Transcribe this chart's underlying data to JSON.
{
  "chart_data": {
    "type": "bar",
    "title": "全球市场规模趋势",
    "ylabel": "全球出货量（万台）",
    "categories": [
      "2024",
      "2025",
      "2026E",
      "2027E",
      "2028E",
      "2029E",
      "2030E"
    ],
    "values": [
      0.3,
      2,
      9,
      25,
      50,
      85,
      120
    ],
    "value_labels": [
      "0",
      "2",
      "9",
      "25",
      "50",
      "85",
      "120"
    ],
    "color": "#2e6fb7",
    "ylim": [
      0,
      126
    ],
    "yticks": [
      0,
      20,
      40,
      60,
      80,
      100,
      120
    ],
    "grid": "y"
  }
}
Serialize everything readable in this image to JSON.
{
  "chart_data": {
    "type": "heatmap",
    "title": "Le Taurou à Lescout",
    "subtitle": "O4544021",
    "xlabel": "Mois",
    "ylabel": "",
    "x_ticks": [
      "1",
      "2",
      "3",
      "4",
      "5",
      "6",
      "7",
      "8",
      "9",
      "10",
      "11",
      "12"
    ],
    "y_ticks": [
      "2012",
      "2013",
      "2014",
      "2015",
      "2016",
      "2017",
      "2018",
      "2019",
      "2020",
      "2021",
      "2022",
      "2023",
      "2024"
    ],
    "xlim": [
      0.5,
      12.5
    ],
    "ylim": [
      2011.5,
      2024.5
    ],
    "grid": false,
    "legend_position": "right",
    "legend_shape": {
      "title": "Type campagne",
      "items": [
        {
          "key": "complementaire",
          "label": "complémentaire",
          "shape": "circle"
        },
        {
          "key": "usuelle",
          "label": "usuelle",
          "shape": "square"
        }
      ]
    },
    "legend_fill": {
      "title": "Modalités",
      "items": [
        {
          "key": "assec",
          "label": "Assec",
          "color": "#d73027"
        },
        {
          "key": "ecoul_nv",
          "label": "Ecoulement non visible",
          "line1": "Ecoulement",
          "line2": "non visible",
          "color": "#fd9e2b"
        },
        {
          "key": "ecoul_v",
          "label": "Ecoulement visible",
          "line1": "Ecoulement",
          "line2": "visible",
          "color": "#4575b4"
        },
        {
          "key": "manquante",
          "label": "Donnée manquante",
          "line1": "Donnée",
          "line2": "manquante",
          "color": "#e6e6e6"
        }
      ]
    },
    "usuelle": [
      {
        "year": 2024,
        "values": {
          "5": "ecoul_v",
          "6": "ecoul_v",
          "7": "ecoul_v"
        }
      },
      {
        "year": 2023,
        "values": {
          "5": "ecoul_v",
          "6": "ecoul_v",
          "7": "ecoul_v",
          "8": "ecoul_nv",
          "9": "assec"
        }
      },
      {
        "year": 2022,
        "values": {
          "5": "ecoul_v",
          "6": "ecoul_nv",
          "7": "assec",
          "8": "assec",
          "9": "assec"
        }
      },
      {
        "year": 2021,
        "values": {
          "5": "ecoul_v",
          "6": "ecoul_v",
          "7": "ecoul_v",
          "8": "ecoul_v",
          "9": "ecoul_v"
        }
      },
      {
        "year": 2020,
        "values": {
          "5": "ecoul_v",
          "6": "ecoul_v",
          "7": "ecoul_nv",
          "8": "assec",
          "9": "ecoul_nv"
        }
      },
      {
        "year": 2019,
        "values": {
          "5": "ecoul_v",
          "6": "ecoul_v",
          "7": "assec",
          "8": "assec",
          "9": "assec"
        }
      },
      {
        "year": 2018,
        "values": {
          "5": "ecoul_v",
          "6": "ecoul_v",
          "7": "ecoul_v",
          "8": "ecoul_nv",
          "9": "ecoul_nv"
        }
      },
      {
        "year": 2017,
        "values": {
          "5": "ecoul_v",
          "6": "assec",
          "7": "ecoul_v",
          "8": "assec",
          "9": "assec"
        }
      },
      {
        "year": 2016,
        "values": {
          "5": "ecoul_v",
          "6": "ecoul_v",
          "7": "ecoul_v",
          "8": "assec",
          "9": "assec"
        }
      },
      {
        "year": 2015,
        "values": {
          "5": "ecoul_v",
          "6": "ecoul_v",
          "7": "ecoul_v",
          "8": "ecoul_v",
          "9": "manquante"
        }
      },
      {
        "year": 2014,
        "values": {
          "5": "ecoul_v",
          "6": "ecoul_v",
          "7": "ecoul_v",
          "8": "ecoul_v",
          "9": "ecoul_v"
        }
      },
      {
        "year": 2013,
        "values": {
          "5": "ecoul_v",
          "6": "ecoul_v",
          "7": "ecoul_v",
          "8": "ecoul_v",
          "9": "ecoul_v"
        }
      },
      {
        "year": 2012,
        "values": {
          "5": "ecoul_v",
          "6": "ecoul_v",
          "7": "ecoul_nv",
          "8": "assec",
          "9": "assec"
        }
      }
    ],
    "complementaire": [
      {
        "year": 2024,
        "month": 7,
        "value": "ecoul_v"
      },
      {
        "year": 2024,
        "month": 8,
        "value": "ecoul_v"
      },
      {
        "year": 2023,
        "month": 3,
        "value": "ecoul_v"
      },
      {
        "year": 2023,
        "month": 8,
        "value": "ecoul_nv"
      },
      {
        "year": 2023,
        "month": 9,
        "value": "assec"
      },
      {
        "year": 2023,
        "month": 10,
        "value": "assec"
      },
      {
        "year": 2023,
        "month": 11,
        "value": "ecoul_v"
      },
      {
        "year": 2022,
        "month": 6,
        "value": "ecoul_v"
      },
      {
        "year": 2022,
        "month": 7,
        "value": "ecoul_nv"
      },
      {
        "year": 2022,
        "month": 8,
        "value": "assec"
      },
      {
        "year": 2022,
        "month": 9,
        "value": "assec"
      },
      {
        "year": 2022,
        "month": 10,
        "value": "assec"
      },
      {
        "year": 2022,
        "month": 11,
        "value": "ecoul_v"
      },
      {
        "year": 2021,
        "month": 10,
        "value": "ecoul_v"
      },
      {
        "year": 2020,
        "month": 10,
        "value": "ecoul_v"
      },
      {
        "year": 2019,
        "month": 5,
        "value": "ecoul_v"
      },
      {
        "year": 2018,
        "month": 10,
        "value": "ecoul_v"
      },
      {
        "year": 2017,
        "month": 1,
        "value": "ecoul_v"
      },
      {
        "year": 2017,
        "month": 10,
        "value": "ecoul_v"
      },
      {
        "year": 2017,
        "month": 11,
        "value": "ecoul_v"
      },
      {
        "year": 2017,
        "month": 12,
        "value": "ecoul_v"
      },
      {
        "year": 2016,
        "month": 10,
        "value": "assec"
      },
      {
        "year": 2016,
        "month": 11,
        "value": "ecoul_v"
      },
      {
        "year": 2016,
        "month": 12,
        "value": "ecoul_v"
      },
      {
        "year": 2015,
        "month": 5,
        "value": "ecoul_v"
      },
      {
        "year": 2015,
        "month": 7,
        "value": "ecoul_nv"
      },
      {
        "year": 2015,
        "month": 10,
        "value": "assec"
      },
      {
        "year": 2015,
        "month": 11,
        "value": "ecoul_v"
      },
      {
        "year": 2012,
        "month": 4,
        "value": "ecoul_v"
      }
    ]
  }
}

┄┄┄┄┄┄┄┄┄┄

→ What is required
Write out all records exactly, keeping every detail.

→ Completed task
Transcribe this chart's underlying data to JSON.
{
  "chart_data": {
    "type": "bar",
    "title": "全球市场规模趋势",
    "ylabel": "全球出货量（万台）",
    "categories": [
      "2024",
      "2025",
      "2026E",
      "2027E",
      "2028E",
      "2029E",
      "2030E"
    ],
    "values": [
      0.3,
      2,
      9,
      25,
      50,
      85,
      120
    ],
    "value_labels": [
      "0",
      "2",
      "9",
      "25",
      "50",
      "85",
      "120"
    ],
    "color": "#2e6fb7",
    "ylim": [
      0,
      126
    ],
    "yticks": [
      0,
      20,
      40,
      60,
      80,
      100,
      120
    ],
    "grid": "y"
  }
}
Serialize everything readable in this image to JSON.
{
  "chart_data": {
    "type": "heatmap",
    "title": "Le Taurou à Lescout",
    "subtitle": "O4544021",
    "xlabel": "Mois",
    "ylabel": "",
    "x_ticks": [
      "1",
      "2",
      "3",
      "4",
      "5",
      "6",
      "7",
      "8",
      "9",
      "10",
      "11",
      "12"
    ],
    "y_ticks": [
      "2012",
      "2013",
      "2014",
      "2015",
      "2016",
      "2017",
      "2018",
      "2019",
      "2020",
      "2021",
      "2022",
      "2023",
      "2024"
    ],
    "xlim": [
      0.5,
      12.5
    ],
    "ylim": [
      2011.5,
      2024.5
    ],
    "grid": false,
    "legend_position": "right",
    "legend_shape": {
      "title": "Type campagne",
      "items": [
        {
          "key": "complementaire",
          "label": "complémentaire",
          "shape": "circle"
        },
        {
          "key": "usuelle",
          "label": "usuelle",
          "shape": "square"
        }
      ]
    },
    "legend_fill": {
      "title": "Modalités",
      "items": [
        {
          "key": "assec",
          "label": "Assec",
          "color": "#d73027"
        },
        {
          "key": "ecoul_nv",
          "label": "Ecoulement non visible",
          "line1": "Ecoulement",
          "line2": "non visible",
          "color": "#fd9e2b"
        },
        {
          "key": "ecoul_v",
          "label": "Ecoulement visible",
          "line1": "Ecoulement",
          "line2": "visible",
          "color": "#4575b4"
        },
        {
          "key": "manquante",
          "label": "Donnée manquante",
          "line1": "Donnée",
          "line2": "manquante",
          "color": "#e6e6e6"
        }
      ]
    },
    "usuelle": [
      {
        "year": 2024,
        "values": {
          "5": "ecoul_v",
          "6": "ecoul_v",
          "7": "ecoul_v"
        }
      },
      {
        "year": 2023,
        "values": {
          "5": "ecoul_v",
          "6": "ecoul_v",
          "7": "ecoul_v",
          "8": "ecoul_nv",
          "9": "assec"
        }
      },
      {
        "year": 2022,
        "values": {
          "5": "ecoul_v",
          "6": "ecoul_nv",
          "7": "assec",
          "8": "assec",
          "9": "assec"
        }
      },
      {
        "year": 2021,
        "values": {
          "5": "ecoul_v",
          "6": "ecoul_v",
          "7": "ecoul_v",
          "8": "ecoul_v",
          "9": "ecoul_v"
        }
      },
      {
        "year": 2020,
        "values": {
          "5": "ecoul_v",
          "6": "ecoul_v",
          "7": "ecoul_nv",
          "8": "assec",
          "9": "ecoul_nv"
        }
      },
      {
        "year": 2019,
        "values": {
          "5": "ecoul_v",
          "6": "ecoul_v",
          "7": "assec",
          "8": "assec",
          "9": "assec"
        }
      },
      {
        "year": 2018,
        "values": {
          "5": "ecoul_v",
          "6": "ecoul_v",
          "7": "ecoul_v",
          "8": "ecoul_nv",
          "9": "ecoul_nv"
        }
      },
      {
        "year": 2017,
        "values": {
          "5": "ecoul_v",
          "6": "assec",
          "7": "ecoul_v",
          "8": "assec",
          "9": "assec"
        }
      },
      {
        "year": 2016,
        "values": {
          "5": "ecoul_v",
          "6": "ecoul_v",
          "7": "ecoul_v",
          "8": "assec",
          "9": "assec"
        }
      },
      {
        "year": 2015,
        "values": {
          "5": "ecoul_v",
          "6": "ecoul_v",
          "7": "ecoul_v",
          "8": "ecoul_v",
          "9": "manquante"
        }
      },
      {
        "year": 2014,
        "values": {
          "5": "ecoul_v",
          "6": "ecoul_v",
          "7": "ecoul_v",
          "8": "ecoul_v",
          "9": "ecoul_v"
        }
      },
      {
        "year": 2013,
        "values": {
          "5": "ecoul_v",
          "6": "ecoul_v",
          "7": "ecoul_v",
          "8": "ecoul_v",
          "9": "ecoul_v"
        }
      },
      {
        "year": 2012,
        "values": {
          "5": "ecoul_v",
          "6": "ecoul_v",
          "7": "ecoul_nv",
          "8": "assec",
          "9": "assec"
        }
      }
    ],
    "complementaire": [
      {
        "year": 2024,
        "month": 7,
        "value": "ecoul_v"
      },
      {
        "year": 2024,
        "month": 8,
        "value": "ecoul_v"
      },
      {
        "year": 2023,
        "month": 3,
        "value": "ecoul_v"
      },
      {
        "year": 2023,
        "month": 8,
        "value": "ecoul_nv"
      },
      {
        "year": 2023,
        "month": 9,
        "value": "assec"
      },
      {
        "year": 2023,
        "month": 10,
        "value": "assec"
      },
      {
        "year": 2023,
        "month": 11,
        "value": "ecoul_v"
      },
      {
        "year": 2022,
        "month": 6,
        "value": "ecoul_v"
      },
      {
        "year": 2022,
        "month": 7,
        "value": "ecoul_nv"
      },
      {
        "year": 2022,
        "month": 8,
        "value": "assec"
      },
      {
        "year": 2022,
        "month": 9,
        "value": "assec"
      },
      {
        "year": 2022,
        "month": 10,
        "value": "assec"
      },
      {
        "year": 2022,
        "month": 11,
        "value": "ecoul_v"
      },
      {
        "year": 2021,
        "month": 10,
        "value": "ecoul_v"
      },
      {
        "year": 2020,
        "month": 10,
        "value": "ecoul_v"
      },
      {
        "year": 2019,
        "month": 5,
        "value": "ecoul_v"
      },
      {
        "year": 2018,
        "month": 10,
        "value": "ecoul_v"
      },
      {
        "year": 2017,
        "month": 1,
        "value": "ecoul_v"
      },
      {
        "year": 2017,
        "month": 10,
        "value": "ecoul_v"
      },
      {
        "year": 2017,
        "month": 11,
        "value": "ecoul_v"
      },
      {
        "year": 2017,
        "month": 12,
        "value": "ecoul_v"
      },
      {
        "year": 2016,
        "month": 10,
        "value": "assec"
      },
      {
        "year": 2016,
        "month": 11,
        "value": "ecoul_v"
      },
      {
        "year": 2016,
        "month": 12,
        "value": "ecoul_v"
      },
      {
        "year": 2015,
        "month": 5,
        "value": "ecoul_v"
      },
      {
        "year": 2015,
        "month": 7,
        "value": "ecoul_nv"
      },
      {
        "year": 2015,
        "month": 10,
        "value": "assec"
      },
      {
        "year": 2015,
        "month": 11,
        "value": "ecoul_v"
      },
      {
        "year": 2012,
        "month": 4,
        "value": "ecoul_v"
      }
    ]
  }
}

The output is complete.